◆ Requirements
Set down the whole listing verbatim.

◆ Data extract
BEGIN
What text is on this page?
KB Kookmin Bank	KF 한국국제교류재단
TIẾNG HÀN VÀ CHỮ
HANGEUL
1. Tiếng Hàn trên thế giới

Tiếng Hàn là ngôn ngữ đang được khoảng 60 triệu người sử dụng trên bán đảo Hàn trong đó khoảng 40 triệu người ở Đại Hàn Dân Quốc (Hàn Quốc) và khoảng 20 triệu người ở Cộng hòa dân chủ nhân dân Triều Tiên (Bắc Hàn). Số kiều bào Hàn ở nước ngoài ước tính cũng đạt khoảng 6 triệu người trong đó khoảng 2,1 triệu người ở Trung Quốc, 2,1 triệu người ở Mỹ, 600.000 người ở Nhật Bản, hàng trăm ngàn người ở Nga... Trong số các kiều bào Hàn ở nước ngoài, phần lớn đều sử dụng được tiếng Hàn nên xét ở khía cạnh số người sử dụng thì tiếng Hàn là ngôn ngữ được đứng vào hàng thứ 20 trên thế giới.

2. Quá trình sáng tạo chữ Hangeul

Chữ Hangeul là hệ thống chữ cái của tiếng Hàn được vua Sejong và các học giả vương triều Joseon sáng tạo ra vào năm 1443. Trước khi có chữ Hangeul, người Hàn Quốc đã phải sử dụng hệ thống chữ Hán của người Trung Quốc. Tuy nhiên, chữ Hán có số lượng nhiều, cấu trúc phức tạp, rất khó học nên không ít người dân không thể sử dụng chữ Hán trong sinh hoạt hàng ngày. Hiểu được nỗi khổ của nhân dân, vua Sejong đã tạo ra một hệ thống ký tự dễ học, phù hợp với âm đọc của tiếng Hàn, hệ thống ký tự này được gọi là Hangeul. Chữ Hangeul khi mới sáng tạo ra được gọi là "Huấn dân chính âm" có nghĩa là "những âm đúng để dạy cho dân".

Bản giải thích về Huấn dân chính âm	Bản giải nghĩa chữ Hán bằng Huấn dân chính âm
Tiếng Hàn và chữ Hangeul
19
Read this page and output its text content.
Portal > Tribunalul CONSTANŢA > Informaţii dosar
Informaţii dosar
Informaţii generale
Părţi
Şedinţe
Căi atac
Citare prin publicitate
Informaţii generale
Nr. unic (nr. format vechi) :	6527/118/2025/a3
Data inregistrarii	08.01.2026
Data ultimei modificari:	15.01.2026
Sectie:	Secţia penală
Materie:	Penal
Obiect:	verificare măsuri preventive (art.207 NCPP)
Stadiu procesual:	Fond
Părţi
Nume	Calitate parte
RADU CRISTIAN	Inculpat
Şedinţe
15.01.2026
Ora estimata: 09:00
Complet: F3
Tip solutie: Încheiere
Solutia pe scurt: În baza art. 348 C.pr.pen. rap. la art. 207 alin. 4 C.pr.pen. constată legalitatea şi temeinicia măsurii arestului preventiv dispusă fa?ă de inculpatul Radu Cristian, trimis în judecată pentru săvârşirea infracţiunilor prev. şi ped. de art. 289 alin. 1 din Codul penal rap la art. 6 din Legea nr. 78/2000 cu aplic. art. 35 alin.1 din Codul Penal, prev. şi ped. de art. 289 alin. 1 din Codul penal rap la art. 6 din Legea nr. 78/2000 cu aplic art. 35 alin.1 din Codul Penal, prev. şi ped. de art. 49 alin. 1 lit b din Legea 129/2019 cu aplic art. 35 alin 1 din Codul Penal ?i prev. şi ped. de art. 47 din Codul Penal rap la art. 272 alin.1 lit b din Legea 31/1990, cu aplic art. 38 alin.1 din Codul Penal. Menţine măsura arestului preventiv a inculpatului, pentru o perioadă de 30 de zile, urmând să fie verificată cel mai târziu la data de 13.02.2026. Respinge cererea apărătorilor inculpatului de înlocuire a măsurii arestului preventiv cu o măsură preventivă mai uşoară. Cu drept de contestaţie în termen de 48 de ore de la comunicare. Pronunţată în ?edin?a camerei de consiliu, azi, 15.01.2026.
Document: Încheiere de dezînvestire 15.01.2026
END
◆ Completed task
What text is on this page?
KB Kookmin Bank	KF 한국국제교류재단
TIẾNG HÀN VÀ CHỮ
HANGEUL
1. Tiếng Hàn trên thế giới

Tiếng Hàn là ngôn ngữ đang được khoảng 60 triệu người sử dụng trên bán đảo Hàn trong đó khoảng 40 triệu người ở Đại Hàn Dân Quốc (Hàn Quốc) và khoảng 20 triệu người ở Cộng hòa dân chủ nhân dân Triều Tiên (Bắc Hàn). Số kiều bào Hàn ở nước ngoài ước tính cũng đạt khoảng 6 triệu người trong đó khoảng 2,1 triệu người ở Trung Quốc, 2,1 triệu người ở Mỹ, 600.000 người ở Nhật Bản, hàng trăm ngàn người ở Nga... Trong số các kiều bào Hàn ở nước ngoài, phần lớn đều sử dụng được tiếng Hàn nên xét ở khía cạnh số người sử dụng thì tiếng Hàn là ngôn ngữ được đứng vào hàng thứ 20 trên thế giới.

2. Quá trình sáng tạo chữ Hangeul

Chữ Hangeul là hệ thống chữ cái của tiếng Hàn được vua Sejong và các học giả vương triều Joseon sáng tạo ra vào năm 1443. Trước khi có chữ Hangeul, người Hàn Quốc đã phải sử dụng hệ thống chữ Hán của người Trung Quốc. Tuy nhiên, chữ Hán có số lượng nhiều, cấu trúc phức tạp, rất khó học nên không ít người dân không thể sử dụng chữ Hán trong sinh hoạt hàng ngày. Hiểu được nỗi khổ của nhân dân, vua Sejong đã tạo ra một hệ thống ký tự dễ học, phù hợp với âm đọc của tiếng Hàn, hệ thống ký tự này được gọi là Hangeul. Chữ Hangeul khi mới sáng tạo ra được gọi là "Huấn dân chính âm" có nghĩa là "những âm đúng để dạy cho dân".

Bản giải thích về Huấn dân chính âm	Bản giải nghĩa chữ Hán bằng Huấn dân chính âm
Tiếng Hàn và chữ Hangeul
19
Read this page and output its text content.
Portal > Tribunalul CONSTANŢA > Informaţii dosar
Informaţii dosar
Informaţii generale
Părţi
Şedinţe
Căi atac
Citare prin publicitate
Informaţii generale
Nr. unic (nr. format vechi) :	6527/118/2025/a3
Data inregistrarii	08.01.2026
Data ultimei modificari:	15.01.2026
Sectie:	Secţia penală
Materie:	Penal
Obiect:	verificare măsuri preventive (art.207 NCPP)
Stadiu procesual:	Fond
Părţi
Nume	Calitate parte
RADU CRISTIAN	Inculpat
Şedinţe
15.01.2026
Ora estimata: 09:00
Complet: F3
Tip solutie: Încheiere
Solutia pe scurt: În baza art. 348 C.pr.pen. rap. la art. 207 alin. 4 C.pr.pen. constată legalitatea şi temeinicia măsurii arestului preventiv dispusă fa?ă de inculpatul Radu Cristian, trimis în judecată pentru săvârşirea infracţiunilor prev. şi ped. de art. 289 alin. 1 din Codul penal rap la art. 6 din Legea nr. 78/2000 cu aplic. art. 35 alin.1 din Codul Penal, prev. şi ped. de art. 289 alin. 1 din Codul penal rap la art. 6 din Legea nr. 78/2000 cu aplic art. 35 alin.1 din Codul Penal, prev. şi ped. de art. 49 alin. 1 lit b din Legea 129/2019 cu aplic art. 35 alin 1 din Codul Penal ?i prev. şi ped. de art. 47 din Codul Penal rap la art. 272 alin.1 lit b din Legea 31/1990, cu aplic art. 38 alin.1 din Codul Penal. Menţine măsura arestului preventiv a inculpatului, pentru o perioadă de 30 de zile, urmând să fie verificată cel mai târziu la data de 13.02.2026. Respinge cererea apărătorilor inculpatului de înlocuire a măsurii arestului preventiv cu o măsură preventivă mai uşoară. Cu drept de contestaţie în termen de 48 de ore de la comunicare. Pronunţată în ?edin?a camerei de consiliu, azi, 15.01.2026.
Document: Încheiere de dezînvestire 15.01.2026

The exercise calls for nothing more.